** begin Material for this task **

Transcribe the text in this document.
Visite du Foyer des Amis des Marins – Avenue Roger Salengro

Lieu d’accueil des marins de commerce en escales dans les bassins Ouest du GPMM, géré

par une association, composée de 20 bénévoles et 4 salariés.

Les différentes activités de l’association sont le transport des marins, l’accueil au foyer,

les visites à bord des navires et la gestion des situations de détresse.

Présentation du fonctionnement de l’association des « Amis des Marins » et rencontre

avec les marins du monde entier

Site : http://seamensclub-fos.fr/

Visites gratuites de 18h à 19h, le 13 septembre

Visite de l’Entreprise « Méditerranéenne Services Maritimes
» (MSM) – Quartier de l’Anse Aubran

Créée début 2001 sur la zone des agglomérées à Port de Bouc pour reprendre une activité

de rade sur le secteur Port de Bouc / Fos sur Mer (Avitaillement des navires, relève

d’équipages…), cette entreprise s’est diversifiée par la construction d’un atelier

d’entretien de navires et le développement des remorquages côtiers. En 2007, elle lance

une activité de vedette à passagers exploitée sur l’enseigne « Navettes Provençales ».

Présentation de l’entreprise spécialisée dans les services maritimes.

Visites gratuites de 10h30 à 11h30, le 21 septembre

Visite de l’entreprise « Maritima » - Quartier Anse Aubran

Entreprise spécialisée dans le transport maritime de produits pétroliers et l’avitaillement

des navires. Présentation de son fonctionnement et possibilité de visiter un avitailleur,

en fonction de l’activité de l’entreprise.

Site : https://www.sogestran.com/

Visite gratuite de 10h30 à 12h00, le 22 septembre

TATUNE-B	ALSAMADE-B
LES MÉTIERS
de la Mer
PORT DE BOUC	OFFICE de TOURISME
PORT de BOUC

** end Material for this task **

Return each line where "Amis" shows up.

» **Solution**:
Visite du Foyer des Amis des Marins – Avenue Roger Salengro
Présentation du fonctionnement de l’association des « Amis des Marins » et rencontre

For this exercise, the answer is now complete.